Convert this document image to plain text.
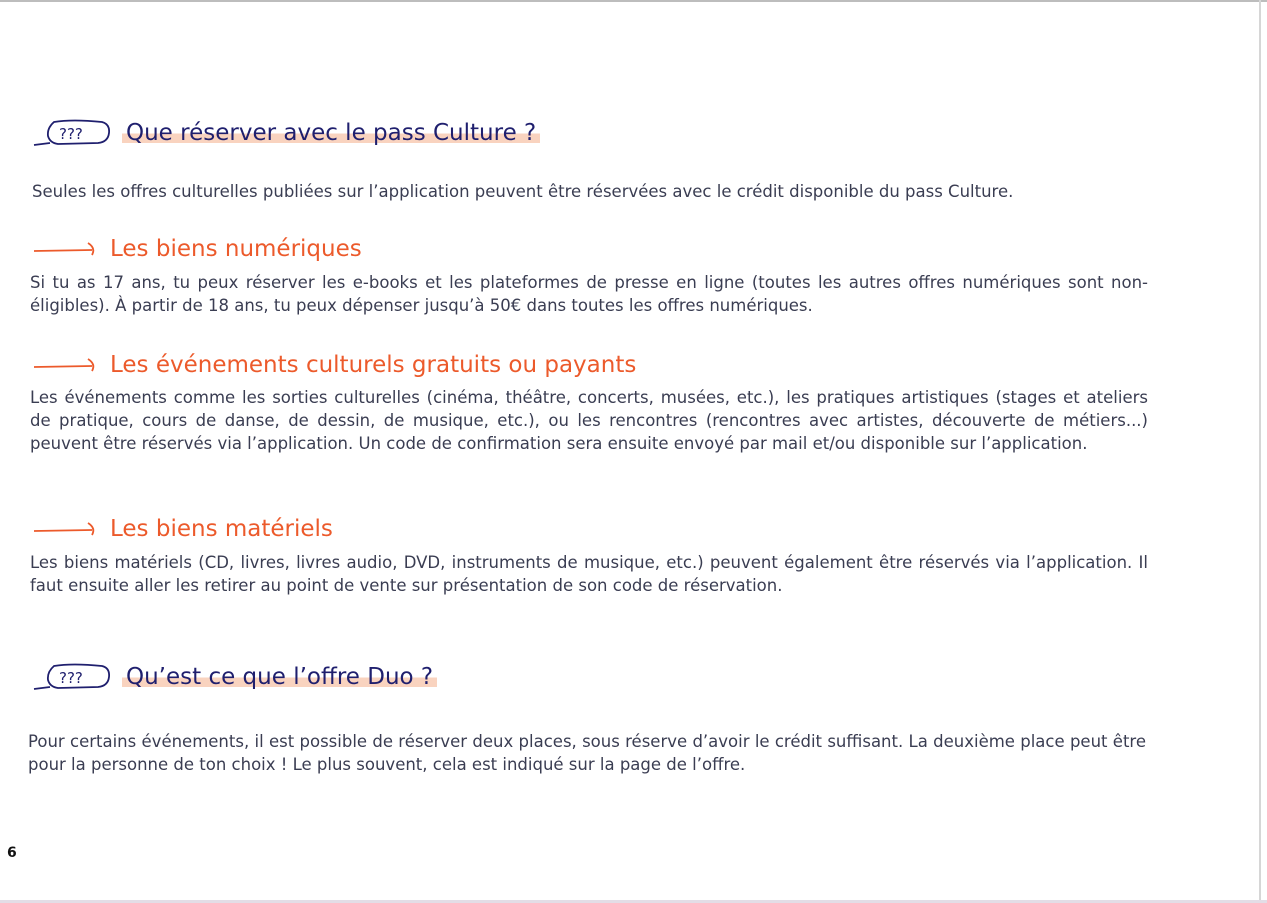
??? Que réserver avec le pass Culture ?

Seules les offres culturelles publiées sur l’application peuvent être réservées avec le crédit disponible du pass Culture.

Les biens numériques

Si tu as 17 ans, tu peux réserver les e-books et les plateformes de presse en ligne (toutes les autres offres numériques sont non-éligibles). À partir de 18 ans, tu peux dépenser jusqu’à 50€ dans toutes les offres numériques.

Les événements culturels gratuits ou payants

Les événements comme les sorties culturelles (cinéma, théâtre, concerts, musées, etc.), les pratiques artistiques (stages et ateliers de pratique, cours de danse, de dessin, de musique, etc.), ou les rencontres (rencontres avec artistes, découverte de métiers...) peuvent être réservés via l’application. Un code de confirmation sera ensuite envoyé par mail et/ou disponible sur l’application.

Les biens matériels

Les biens matériels (CD, livres, livres audio, DVD, instruments de musique, etc.) peuvent également être réservés via l’application. Il faut ensuite aller les retirer au point de vente sur présentation de son code de réservation.

??? Qu’est ce que l’offre Duo ?

Pour certains événements, il est possible de réserver deux places, sous réserve d’avoir le crédit suffisant. La deuxième place peut être pour la personne de ton choix ! Le plus souvent, cela est indiqué sur la page de l’offre.

6
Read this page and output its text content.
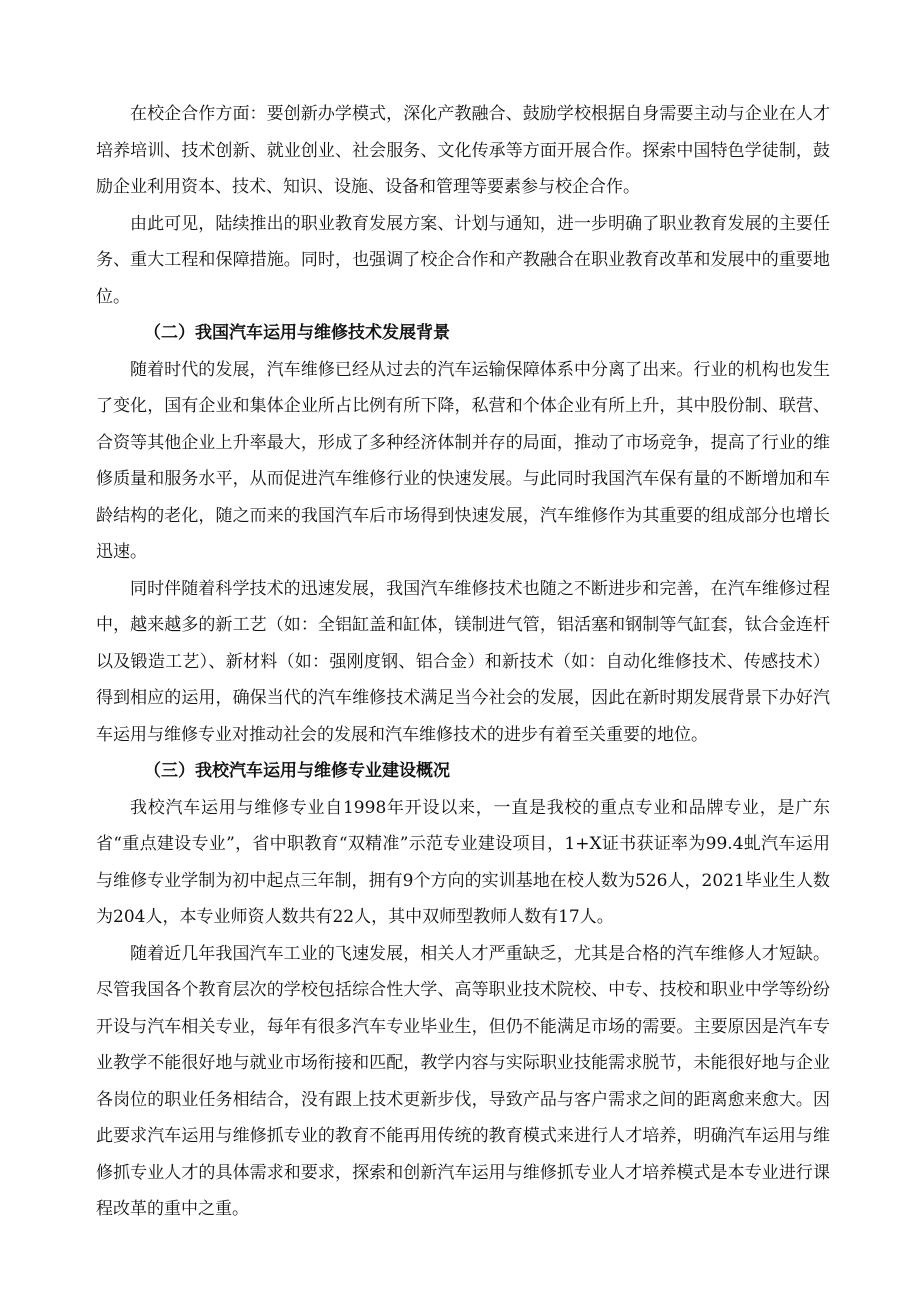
在校企合作方面：要创新办学模式，深化产教融合、鼓励学校根据自身需要主动与企业在人才培养培训、技术创新、就业创业、社会服务、文化传承等方面开展合作。探索中国特色学徒制，鼓励企业利用资本、技术、知识、设施、设备和管理等要素参与校企合作。

由此可见，陆续推出的职业教育发展方案、计划与通知，进一步明确了职业教育发展的主要任务、重大工程和保障措施。同时，也强调了校企合作和产教融合在职业教育改革和发展中的重要地位。

（二）我国汽车运用与维修技术发展背景

随着时代的发展，汽车维修已经从过去的汽车运输保障体系中分离了出来。行业的机构也发生了变化，国有企业和集体企业所占比例有所下降，私营和个体企业有所上升，其中股份制、联营、合资等其他企业上升率最大，形成了多种经济体制并存的局面，推动了市场竞争，提高了行业的维修质量和服务水平，从而促进汽车维修行业的快速发展。与此同时我国汽车保有量的不断增加和车龄结构的老化，随之而来的我国汽车后市场得到快速发展，汽车维修作为其重要的组成部分也增长迅速。

同时伴随着科学技术的迅速发展，我国汽车维修技术也随之不断进步和完善，在汽车维修过程中，越来越多的新工艺（如：全铝缸盖和缸体，镁制进气管，铝活塞和钢制等气缸套，钛合金连杆以及锻造工艺）、新材料（如：强刚度钢、铝合金）和新技术（如：自动化维修技术、传感技术）得到相应的运用，确保当代的汽车维修技术满足当今社会的发展，因此在新时期发展背景下办好汽车运用与维修专业对推动社会的发展和汽车维修技术的进步有着至关重要的地位。

（三）我校汽车运用与维修专业建设概况

我校汽车运用与维修专业自1998年开设以来，一直是我校的重点专业和品牌专业，是广东省“重点建设专业”，省中职教育“双精准”示范专业建设项目，1+X证书获证率为99.4虬汽车运用与维修专业学制为初中起点三年制，拥有9个方向的实训基地在校人数为526人，2021毕业生人数为204人，本专业师资人数共有22人，其中双师型教师人数有17人。

随着近几年我国汽车工业的飞速发展，相关人才严重缺乏，尤其是合格的汽车维修人才短缺。尽管我国各个教育层次的学校包括综合性大学、高等职业技术院校、中专、技校和职业中学等纷纷开设与汽车相关专业，每年有很多汽车专业毕业生，但仍不能满足市场的需要。主要原因是汽车专业教学不能很好地与就业市场衔接和匹配，教学内容与实际职业技能需求脱节，未能很好地与企业各岗位的职业任务相结合，没有跟上技术更新步伐，导致产品与客户需求之间的距离愈来愈大。因此要求汽车运用与维修抓专业的教育不能再用传统的教育模式来进行人才培养，明确汽车运用与维修抓专业人才的具体需求和要求，探索和创新汽车运用与维修抓专业人才培养模式是本专业进行课程改革的重中之重。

──────────

EXERCISE PROMPT: Every line is to be duplicated exactly, though pictures stay out.

RESPONSE FOR THIS EXERCISE:
Convert this document image to plain text.
??? Que réserver avec le pass Culture ?

Seules les offres culturelles publiées sur l’application peuvent être réservées avec le crédit disponible du pass Culture.

Les biens numériques

Si tu as 17 ans, tu peux réserver les e-books et les plateformes de presse en ligne (toutes les autres offres numériques sont non-éligibles). À partir de 18 ans, tu peux dépenser jusqu’à 50€ dans toutes les offres numériques.

Les événements culturels gratuits ou payants

Les événements comme les sorties culturelles (cinéma, théâtre, concerts, musées, etc.), les pratiques artistiques (stages et ateliers de pratique, cours de danse, de dessin, de musique, etc.), ou les rencontres (rencontres avec artistes, découverte de métiers...) peuvent être réservés via l’application. Un code de confirmation sera ensuite envoyé par mail et/ou disponible sur l’application.

Les biens matériels

Les biens matériels (CD, livres, livres audio, DVD, instruments de musique, etc.) peuvent également être réservés via l’application. Il faut ensuite aller les retirer au point de vente sur présentation de son code de réservation.

??? Qu’est ce que l’offre Duo ?

Pour certains événements, il est possible de réserver deux places, sous réserve d’avoir le crédit suffisant. La deuxième place peut être pour la personne de ton choix ! Le plus souvent, cela est indiqué sur la page de l’offre.

6
Read this page and output its text content.
在校企合作方面：要创新办学模式，深化产教融合、鼓励学校根据自身需要主动与企业在人才培养培训、技术创新、就业创业、社会服务、文化传承等方面开展合作。探索中国特色学徒制，鼓励企业利用资本、技术、知识、设施、设备和管理等要素参与校企合作。

由此可见，陆续推出的职业教育发展方案、计划与通知，进一步明确了职业教育发展的主要任务、重大工程和保障措施。同时，也强调了校企合作和产教融合在职业教育改革和发展中的重要地位。

（二）我国汽车运用与维修技术发展背景

随着时代的发展，汽车维修已经从过去的汽车运输保障体系中分离了出来。行业的机构也发生了变化，国有企业和集体企业所占比例有所下降，私营和个体企业有所上升，其中股份制、联营、合资等其他企业上升率最大，形成了多种经济体制并存的局面，推动了市场竞争，提高了行业的维修质量和服务水平，从而促进汽车维修行业的快速发展。与此同时我国汽车保有量的不断增加和车龄结构的老化，随之而来的我国汽车后市场得到快速发展，汽车维修作为其重要的组成部分也增长迅速。

同时伴随着科学技术的迅速发展，我国汽车维修技术也随之不断进步和完善，在汽车维修过程中，越来越多的新工艺（如：全铝缸盖和缸体，镁制进气管，铝活塞和钢制等气缸套，钛合金连杆以及锻造工艺）、新材料（如：强刚度钢、铝合金）和新技术（如：自动化维修技术、传感技术）得到相应的运用，确保当代的汽车维修技术满足当今社会的发展，因此在新时期发展背景下办好汽车运用与维修专业对推动社会的发展和汽车维修技术的进步有着至关重要的地位。

（三）我校汽车运用与维修专业建设概况

我校汽车运用与维修专业自1998年开设以来，一直是我校的重点专业和品牌专业，是广东省“重点建设专业”，省中职教育“双精准”示范专业建设项目，1+X证书获证率为99.4虬汽车运用与维修专业学制为初中起点三年制，拥有9个方向的实训基地在校人数为526人，2021毕业生人数为204人，本专业师资人数共有22人，其中双师型教师人数有17人。

随着近几年我国汽车工业的飞速发展，相关人才严重缺乏，尤其是合格的汽车维修人才短缺。尽管我国各个教育层次的学校包括综合性大学、高等职业技术院校、中专、技校和职业中学等纷纷开设与汽车相关专业，每年有很多汽车专业毕业生，但仍不能满足市场的需要。主要原因是汽车专业教学不能很好地与就业市场衔接和匹配，教学内容与实际职业技能需求脱节，未能很好地与企业各岗位的职业任务相结合，没有跟上技术更新步伐，导致产品与客户需求之间的距离愈来愈大。因此要求汽车运用与维修抓专业的教育不能再用传统的教育模式来进行人才培养，明确汽车运用与维修抓专业人才的具体需求和要求，探索和创新汽车运用与维修抓专业人才培养模式是本专业进行课程改革的重中之重。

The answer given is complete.